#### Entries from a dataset
-- START --
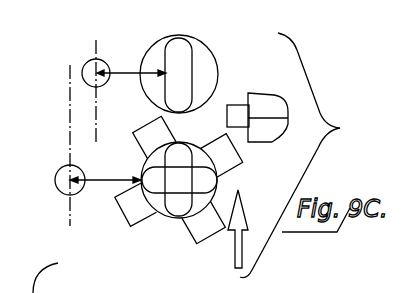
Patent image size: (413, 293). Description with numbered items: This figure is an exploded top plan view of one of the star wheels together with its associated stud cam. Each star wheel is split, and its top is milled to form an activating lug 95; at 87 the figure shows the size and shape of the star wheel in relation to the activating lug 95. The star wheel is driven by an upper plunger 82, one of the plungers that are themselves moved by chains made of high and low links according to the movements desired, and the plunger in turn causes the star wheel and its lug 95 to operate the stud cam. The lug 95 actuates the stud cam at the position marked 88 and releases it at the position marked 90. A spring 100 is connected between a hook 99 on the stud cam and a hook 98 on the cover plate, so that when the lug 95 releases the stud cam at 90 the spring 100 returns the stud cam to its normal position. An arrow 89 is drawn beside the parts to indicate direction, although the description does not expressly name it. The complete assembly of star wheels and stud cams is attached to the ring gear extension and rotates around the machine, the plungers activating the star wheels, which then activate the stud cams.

The release position 90 is at (127, 78).
The activating lug 95 is at (193, 83).
The upper plunger 82 is at (238, 104).
The actuating position 88 is at (97, 178).
The star wheel size and shape 87 is at (182, 230).
The direction arrow 89 is at (237, 255).
The hook on stud cam 99 is at (191, 282).
The spring 100 is at (151, 292).
The hook on cover plate 98 is at (50, 278).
-- END --
#### WORK TO DO
Replace "milled" with "machined" throughout the items above and change nothing else. Leave the pictures out of your answer.

#### THE REPLY
Patent image size: (413, 293). Description with numbered items: This figure is an exploded top plan view of one of the star wheels together with its associated stud cam. Each star wheel is split, and its top is machined to form an activating lug 95; at 87 the figure shows the size and shape of the star wheel in relation to the activating lug 95. The star wheel is driven by an upper plunger 82, one of the plungers that are themselves moved by chains made of high and low links according to the movements desired, and the plunger in turn causes the star wheel and its lug 95 to operate the stud cam. The lug 95 actuates the stud cam at the position marked 88 and releases it at the position marked 90. A spring 100 is connected between a hook 99 on the stud cam and a hook 98 on the cover plate, so that when the lug 95 releases the stud cam at 90 the spring 100 returns the stud cam to its normal position. An arrow 89 is drawn beside the parts to indicate direction, although the description does not expressly name it. The complete assembly of star wheels and stud cams is attached to the ring gear extension and rotates around the machine, the plungers activating the star wheels, which then activate the stud cams.

The release position 90 is at (127, 78).
The activating lug 95 is at (193, 83).
The upper plunger 82 is at (238, 104).
The actuating position 88 is at (97, 178).
The star wheel size and shape 87 is at (182, 230).
The direction arrow 89 is at (237, 255).
The hook on stud cam 99 is at (191, 282).
The spring 100 is at (151, 292).
The hook on cover plate 98 is at (50, 278).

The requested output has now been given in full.